*Work to complete:* A faithful transcription of all the records is required.

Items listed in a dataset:
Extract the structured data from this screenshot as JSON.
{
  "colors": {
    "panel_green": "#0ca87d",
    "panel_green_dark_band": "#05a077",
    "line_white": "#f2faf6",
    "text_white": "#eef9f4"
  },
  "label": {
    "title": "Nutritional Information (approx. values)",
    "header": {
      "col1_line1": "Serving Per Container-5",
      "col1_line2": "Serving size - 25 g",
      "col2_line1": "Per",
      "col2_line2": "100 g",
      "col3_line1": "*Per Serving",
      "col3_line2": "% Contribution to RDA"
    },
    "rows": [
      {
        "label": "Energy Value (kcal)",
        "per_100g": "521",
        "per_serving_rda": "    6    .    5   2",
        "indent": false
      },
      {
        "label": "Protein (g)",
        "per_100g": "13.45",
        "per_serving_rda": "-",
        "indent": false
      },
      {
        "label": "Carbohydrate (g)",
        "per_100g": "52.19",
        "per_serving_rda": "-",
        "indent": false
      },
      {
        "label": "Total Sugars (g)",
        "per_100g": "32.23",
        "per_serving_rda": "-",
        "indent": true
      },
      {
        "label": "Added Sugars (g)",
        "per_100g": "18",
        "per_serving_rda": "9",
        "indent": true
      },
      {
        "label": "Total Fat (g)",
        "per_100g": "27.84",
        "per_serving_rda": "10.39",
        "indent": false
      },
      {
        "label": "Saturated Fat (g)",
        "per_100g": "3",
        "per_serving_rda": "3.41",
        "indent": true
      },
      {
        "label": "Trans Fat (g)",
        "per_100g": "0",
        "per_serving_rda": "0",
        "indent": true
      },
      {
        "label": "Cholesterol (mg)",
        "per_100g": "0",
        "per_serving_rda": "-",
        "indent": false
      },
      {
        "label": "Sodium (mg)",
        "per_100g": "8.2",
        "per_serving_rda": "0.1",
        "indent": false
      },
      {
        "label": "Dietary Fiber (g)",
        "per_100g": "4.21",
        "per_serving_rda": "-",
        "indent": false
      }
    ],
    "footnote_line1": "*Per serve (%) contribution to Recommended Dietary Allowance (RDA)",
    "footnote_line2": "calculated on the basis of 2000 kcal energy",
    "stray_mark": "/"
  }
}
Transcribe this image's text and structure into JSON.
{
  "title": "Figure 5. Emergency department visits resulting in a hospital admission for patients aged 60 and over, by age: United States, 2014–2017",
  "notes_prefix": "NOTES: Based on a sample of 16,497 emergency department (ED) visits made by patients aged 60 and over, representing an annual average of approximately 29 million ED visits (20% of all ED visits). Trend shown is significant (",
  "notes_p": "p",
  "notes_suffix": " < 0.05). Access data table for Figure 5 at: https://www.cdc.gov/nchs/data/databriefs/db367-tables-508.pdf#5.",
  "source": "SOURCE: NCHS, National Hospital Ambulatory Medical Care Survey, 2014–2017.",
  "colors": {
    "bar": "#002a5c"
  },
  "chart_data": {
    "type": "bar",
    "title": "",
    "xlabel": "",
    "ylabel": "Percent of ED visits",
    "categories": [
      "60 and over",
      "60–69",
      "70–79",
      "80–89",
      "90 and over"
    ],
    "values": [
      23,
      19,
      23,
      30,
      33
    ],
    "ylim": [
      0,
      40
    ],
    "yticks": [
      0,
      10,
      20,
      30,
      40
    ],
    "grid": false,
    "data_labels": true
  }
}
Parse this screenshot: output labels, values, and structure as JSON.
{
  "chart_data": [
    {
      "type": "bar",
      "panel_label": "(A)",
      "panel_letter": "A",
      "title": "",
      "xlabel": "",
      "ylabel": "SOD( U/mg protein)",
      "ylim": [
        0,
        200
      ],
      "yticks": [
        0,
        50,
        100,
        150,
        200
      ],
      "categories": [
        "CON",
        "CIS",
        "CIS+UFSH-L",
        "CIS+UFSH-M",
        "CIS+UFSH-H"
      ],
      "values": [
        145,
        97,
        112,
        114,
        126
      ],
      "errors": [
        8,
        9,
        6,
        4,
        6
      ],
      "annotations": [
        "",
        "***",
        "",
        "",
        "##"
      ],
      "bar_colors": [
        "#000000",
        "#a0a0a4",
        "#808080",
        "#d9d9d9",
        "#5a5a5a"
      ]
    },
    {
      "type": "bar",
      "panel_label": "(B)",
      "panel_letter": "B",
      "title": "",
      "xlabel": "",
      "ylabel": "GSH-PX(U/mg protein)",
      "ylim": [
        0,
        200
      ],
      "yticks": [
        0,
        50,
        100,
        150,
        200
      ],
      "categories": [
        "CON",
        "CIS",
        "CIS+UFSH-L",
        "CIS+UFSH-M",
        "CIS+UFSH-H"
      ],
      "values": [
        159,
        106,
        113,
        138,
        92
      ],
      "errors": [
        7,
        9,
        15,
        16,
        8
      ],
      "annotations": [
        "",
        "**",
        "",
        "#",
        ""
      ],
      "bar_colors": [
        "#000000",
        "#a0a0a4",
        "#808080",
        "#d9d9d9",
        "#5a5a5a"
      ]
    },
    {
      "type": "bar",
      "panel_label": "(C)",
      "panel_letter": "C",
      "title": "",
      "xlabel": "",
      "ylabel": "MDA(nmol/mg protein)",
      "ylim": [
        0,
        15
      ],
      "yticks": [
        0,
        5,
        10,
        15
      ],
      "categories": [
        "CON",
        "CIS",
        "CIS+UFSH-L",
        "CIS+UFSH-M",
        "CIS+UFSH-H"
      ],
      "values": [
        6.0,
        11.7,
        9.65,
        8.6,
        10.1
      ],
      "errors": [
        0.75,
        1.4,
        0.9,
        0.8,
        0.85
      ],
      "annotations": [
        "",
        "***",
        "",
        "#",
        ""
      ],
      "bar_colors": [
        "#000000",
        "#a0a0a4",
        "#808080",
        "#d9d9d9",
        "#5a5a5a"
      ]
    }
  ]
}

*Answer space:*
Extract the structured data from this screenshot as JSON.
{
  "colors": {
    "panel_green": "#0ca87d",
    "panel_green_dark_band": "#05a077",
    "line_white": "#f2faf6",
    "text_white": "#eef9f4"
  },
  "label": {
    "title": "Nutritional Information (approx. values)",
    "header": {
      "col1_line1": "Serving Per Container-5",
      "col1_line2": "Serving size - 25 g",
      "col2_line1": "Per",
      "col2_line2": "100 g",
      "col3_line1": "*Per Serving",
      "col3_line2": "% Contribution to RDA"
    },
    "rows": [
      {
        "label": "Energy Value (kcal)",
        "per_100g": "521",
        "per_serving_rda": "    6    .    5   2",
        "indent": false
      },
      {
        "label": "Protein (g)",
        "per_100g": "13.45",
        "per_serving_rda": "-",
        "indent": false
      },
      {
        "label": "Carbohydrate (g)",
        "per_100g": "52.19",
        "per_serving_rda": "-",
        "indent": false
      },
      {
        "label": "Total Sugars (g)",
        "per_100g": "32.23",
        "per_serving_rda": "-",
        "indent": true
      },
      {
        "label": "Added Sugars (g)",
        "per_100g": "18",
        "per_serving_rda": "9",
        "indent": true
      },
      {
        "label": "Total Fat (g)",
        "per_100g": "27.84",
        "per_serving_rda": "10.39",
        "indent": false
      },
      {
        "label": "Saturated Fat (g)",
        "per_100g": "3",
        "per_serving_rda": "3.41",
        "indent": true
      },
      {
        "label": "Trans Fat (g)",
        "per_100g": "0",
        "per_serving_rda": "0",
        "indent": true
      },
      {
        "label": "Cholesterol (mg)",
        "per_100g": "0",
        "per_serving_rda": "-",
        "indent": false
      },
      {
        "label": "Sodium (mg)",
        "per_100g": "8.2",
        "per_serving_rda": "0.1",
        "indent": false
      },
      {
        "label": "Dietary Fiber (g)",
        "per_100g": "4.21",
        "per_serving_rda": "-",
        "indent": false
      }
    ],
    "footnote_line1": "*Per serve (%) contribution to Recommended Dietary Allowance (RDA)",
    "footnote_line2": "calculated on the basis of 2000 kcal energy",
    "stray_mark": "/"
  }
}
Transcribe this image's text and structure into JSON.
{
  "title": "Figure 5. Emergency department visits resulting in a hospital admission for patients aged 60 and over, by age: United States, 2014–2017",
  "notes_prefix": "NOTES: Based on a sample of 16,497 emergency department (ED) visits made by patients aged 60 and over, representing an annual average of approximately 29 million ED visits (20% of all ED visits). Trend shown is significant (",
  "notes_p": "p",
  "notes_suffix": " < 0.05). Access data table for Figure 5 at: https://www.cdc.gov/nchs/data/databriefs/db367-tables-508.pdf#5.",
  "source": "SOURCE: NCHS, National Hospital Ambulatory Medical Care Survey, 2014–2017.",
  "colors": {
    "bar": "#002a5c"
  },
  "chart_data": {
    "type": "bar",
    "title": "",
    "xlabel": "",
    "ylabel": "Percent of ED visits",
    "categories": [
      "60 and over",
      "60–69",
      "70–79",
      "80–89",
      "90 and over"
    ],
    "values": [
      23,
      19,
      23,
      30,
      33
    ],
    "ylim": [
      0,
      40
    ],
    "yticks": [
      0,
      10,
      20,
      30,
      40
    ],
    "grid": false,
    "data_labels": true
  }
}
Parse this screenshot: output labels, values, and structure as JSON.
{
  "chart_data": [
    {
      "type": "bar",
      "panel_label": "(A)",
      "panel_letter": "A",
      "title": "",
      "xlabel": "",
      "ylabel": "SOD( U/mg protein)",
      "ylim": [
        0,
        200
      ],
      "yticks": [
        0,
        50,
        100,
        150,
        200
      ],
      "categories": [
        "CON",
        "CIS",
        "CIS+UFSH-L",
        "CIS+UFSH-M",
        "CIS+UFSH-H"
      ],
      "values": [
        145,
        97,
        112,
        114,
        126
      ],
      "errors": [
        8,
        9,
        6,
        4,
        6
      ],
      "annotations": [
        "",
        "***",
        "",
        "",
        "##"
      ],
      "bar_colors": [
        "#000000",
        "#a0a0a4",
        "#808080",
        "#d9d9d9",
        "#5a5a5a"
      ]
    },
    {
      "type": "bar",
      "panel_label": "(B)",
      "panel_letter": "B",
      "title": "",
      "xlabel": "",
      "ylabel": "GSH-PX(U/mg protein)",
      "ylim": [
        0,
        200
      ],
      "yticks": [
        0,
        50,
        100,
        150,
        200
      ],
      "categories": [
        "CON",
        "CIS",
        "CIS+UFSH-L",
        "CIS+UFSH-M",
        "CIS+UFSH-H"
      ],
      "values": [
        159,
        106,
        113,
        138,
        92
      ],
      "errors": [
        7,
        9,
        15,
        16,
        8
      ],
      "annotations": [
        "",
        "**",
        "",
        "#",
        ""
      ],
      "bar_colors": [
        "#000000",
        "#a0a0a4",
        "#808080",
        "#d9d9d9",
        "#5a5a5a"
      ]
    },
    {
      "type": "bar",
      "panel_label": "(C)",
      "panel_letter": "C",
      "title": "",
      "xlabel": "",
      "ylabel": "MDA(nmol/mg protein)",
      "ylim": [
        0,
        15
      ],
      "yticks": [
        0,
        5,
        10,
        15
      ],
      "categories": [
        "CON",
        "CIS",
        "CIS+UFSH-L",
        "CIS+UFSH-M",
        "CIS+UFSH-H"
      ],
      "values": [
        6.0,
        11.7,
        9.65,
        8.6,
        10.1
      ],
      "errors": [
        0.75,
        1.4,
        0.9,
        0.8,
        0.85
      ],
      "annotations": [
        "",
        "***",
        "",
        "#",
        ""
      ],
      "bar_colors": [
        "#000000",
        "#a0a0a4",
        "#808080",
        "#d9d9d9",
        "#5a5a5a"
      ]
    }
  ]
}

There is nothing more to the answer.